▸ **Exercise directions**
Find the lines that contain the word "JSON" and copy each one.

▸ **Items**

------------------------------------

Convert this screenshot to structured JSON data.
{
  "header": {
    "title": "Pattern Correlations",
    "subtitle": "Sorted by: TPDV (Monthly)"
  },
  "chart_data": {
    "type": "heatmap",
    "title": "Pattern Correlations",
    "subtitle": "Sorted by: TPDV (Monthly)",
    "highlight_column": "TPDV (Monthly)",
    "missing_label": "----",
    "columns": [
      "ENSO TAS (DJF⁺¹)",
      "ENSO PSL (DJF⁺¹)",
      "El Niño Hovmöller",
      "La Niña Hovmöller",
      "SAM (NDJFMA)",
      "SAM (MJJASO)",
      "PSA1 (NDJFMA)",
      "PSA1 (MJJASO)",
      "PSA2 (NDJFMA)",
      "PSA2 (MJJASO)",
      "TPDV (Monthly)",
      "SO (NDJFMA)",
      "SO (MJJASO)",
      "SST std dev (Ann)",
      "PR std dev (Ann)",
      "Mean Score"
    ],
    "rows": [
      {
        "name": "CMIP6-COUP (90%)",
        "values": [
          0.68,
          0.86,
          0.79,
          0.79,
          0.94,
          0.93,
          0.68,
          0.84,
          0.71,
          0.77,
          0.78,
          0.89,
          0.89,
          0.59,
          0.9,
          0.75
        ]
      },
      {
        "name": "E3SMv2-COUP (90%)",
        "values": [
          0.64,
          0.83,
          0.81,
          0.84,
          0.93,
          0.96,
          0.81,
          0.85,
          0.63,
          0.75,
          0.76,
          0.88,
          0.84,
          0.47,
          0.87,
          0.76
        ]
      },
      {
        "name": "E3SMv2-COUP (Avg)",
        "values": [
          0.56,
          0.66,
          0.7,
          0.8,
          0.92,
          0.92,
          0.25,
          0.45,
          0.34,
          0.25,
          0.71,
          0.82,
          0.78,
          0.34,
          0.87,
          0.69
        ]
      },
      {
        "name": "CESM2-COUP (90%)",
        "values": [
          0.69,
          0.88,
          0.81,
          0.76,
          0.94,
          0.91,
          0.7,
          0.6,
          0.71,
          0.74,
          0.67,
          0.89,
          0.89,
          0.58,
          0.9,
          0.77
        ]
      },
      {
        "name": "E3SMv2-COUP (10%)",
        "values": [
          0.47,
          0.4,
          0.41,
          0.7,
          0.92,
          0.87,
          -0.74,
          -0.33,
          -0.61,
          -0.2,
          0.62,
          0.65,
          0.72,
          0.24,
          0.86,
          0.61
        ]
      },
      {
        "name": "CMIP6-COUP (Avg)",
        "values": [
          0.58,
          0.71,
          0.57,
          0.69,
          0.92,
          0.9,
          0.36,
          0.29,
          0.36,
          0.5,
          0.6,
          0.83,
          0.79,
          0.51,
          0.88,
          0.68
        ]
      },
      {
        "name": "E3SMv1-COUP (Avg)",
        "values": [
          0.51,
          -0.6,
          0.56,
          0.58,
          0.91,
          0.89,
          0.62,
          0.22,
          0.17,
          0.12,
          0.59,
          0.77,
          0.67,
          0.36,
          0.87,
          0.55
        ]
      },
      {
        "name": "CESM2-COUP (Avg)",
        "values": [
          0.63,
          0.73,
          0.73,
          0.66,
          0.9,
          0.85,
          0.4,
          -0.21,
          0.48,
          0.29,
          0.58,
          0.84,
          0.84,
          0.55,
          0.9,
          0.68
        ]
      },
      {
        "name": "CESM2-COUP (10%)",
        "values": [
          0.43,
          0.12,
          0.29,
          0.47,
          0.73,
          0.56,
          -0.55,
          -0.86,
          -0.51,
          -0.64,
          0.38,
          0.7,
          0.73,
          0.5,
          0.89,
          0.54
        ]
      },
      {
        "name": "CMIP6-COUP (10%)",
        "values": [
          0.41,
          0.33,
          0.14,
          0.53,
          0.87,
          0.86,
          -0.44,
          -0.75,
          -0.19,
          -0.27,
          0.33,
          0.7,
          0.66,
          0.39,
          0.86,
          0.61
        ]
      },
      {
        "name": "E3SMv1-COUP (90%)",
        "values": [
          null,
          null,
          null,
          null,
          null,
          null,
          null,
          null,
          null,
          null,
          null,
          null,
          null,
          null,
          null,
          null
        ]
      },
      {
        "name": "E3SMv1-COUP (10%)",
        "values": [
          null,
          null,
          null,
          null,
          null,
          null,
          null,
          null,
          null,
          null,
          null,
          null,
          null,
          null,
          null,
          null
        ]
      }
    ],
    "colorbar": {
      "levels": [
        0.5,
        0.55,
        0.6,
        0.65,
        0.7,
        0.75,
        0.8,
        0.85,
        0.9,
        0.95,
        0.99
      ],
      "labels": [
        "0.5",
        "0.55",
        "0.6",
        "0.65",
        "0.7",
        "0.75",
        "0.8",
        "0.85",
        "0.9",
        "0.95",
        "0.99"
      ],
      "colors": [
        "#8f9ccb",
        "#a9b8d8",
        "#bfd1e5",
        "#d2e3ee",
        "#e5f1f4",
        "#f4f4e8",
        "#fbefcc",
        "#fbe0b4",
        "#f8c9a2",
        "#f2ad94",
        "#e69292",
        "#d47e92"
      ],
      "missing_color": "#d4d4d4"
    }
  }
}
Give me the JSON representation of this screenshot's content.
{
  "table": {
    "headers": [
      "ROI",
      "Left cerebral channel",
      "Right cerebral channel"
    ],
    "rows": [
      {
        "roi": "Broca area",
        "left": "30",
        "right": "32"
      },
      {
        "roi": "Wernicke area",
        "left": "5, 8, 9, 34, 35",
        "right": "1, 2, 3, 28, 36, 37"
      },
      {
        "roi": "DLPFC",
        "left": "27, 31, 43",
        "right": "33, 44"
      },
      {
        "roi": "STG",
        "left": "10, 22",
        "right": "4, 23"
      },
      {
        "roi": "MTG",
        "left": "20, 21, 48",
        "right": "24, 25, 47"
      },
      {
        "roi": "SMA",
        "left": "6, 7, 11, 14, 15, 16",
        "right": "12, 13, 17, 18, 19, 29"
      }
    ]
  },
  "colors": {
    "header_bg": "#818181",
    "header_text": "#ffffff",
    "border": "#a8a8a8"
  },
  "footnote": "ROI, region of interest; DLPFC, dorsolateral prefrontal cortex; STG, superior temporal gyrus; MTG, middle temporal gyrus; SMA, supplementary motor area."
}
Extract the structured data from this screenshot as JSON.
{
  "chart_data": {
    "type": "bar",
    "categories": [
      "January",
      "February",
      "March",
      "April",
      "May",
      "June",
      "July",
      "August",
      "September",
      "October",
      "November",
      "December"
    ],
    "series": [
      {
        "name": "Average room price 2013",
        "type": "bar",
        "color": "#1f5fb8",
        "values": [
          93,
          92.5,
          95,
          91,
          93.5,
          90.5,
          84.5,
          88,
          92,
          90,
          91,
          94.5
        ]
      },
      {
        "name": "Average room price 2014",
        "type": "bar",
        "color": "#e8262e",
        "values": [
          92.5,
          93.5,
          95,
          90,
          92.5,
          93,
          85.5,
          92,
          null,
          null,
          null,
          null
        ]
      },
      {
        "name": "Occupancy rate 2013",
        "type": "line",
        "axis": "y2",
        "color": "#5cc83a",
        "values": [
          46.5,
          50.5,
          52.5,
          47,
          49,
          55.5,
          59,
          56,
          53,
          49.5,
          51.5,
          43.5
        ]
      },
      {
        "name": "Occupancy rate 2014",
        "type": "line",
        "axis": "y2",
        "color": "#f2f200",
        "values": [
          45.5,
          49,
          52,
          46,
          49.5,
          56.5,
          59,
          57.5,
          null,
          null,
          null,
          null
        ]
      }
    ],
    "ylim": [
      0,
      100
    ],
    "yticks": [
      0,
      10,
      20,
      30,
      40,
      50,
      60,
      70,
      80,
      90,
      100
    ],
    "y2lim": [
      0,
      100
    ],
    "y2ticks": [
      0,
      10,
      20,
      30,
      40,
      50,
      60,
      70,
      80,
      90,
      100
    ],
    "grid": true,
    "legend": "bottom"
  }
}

------------------------------------

▸ **Solution**
Convert this screenshot to structured JSON data.
Give me the JSON representation of this screenshot's content.
Extract the structured data from this screenshot as JSON.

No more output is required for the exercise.